* WORK TO BE COMPLETED *
Locate each line holding the string "title" and copy it.
>> begin MATERIAL FOR THE TASK
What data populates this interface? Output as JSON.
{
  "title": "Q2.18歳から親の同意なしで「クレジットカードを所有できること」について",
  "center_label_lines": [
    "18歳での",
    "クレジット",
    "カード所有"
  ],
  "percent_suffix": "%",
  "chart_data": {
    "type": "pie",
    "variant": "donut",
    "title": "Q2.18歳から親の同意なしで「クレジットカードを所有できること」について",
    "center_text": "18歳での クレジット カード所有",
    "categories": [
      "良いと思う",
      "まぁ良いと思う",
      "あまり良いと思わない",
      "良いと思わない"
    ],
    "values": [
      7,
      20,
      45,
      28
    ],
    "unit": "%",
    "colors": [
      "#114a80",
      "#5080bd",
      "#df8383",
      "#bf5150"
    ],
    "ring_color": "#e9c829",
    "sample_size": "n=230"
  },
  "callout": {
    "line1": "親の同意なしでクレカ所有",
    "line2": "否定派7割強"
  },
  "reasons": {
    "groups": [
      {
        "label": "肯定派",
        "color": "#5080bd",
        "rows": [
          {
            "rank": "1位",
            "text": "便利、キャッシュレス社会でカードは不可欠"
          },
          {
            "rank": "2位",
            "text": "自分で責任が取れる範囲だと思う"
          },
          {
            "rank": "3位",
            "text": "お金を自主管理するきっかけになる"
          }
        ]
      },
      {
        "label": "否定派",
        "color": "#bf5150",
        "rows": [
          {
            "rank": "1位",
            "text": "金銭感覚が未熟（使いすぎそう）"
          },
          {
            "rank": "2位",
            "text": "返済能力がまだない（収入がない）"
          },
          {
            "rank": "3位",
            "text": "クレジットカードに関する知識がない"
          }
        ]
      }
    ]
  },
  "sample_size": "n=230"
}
>> end MATERIAL FOR THE TASK
* REPLY TO THE EXERCISE *
  "title": "Q2.18歳から親の同意なしで「クレジットカードを所有できること」について",
    "title": "Q2.18歳から親の同意なしで「クレジットカードを所有できること」について",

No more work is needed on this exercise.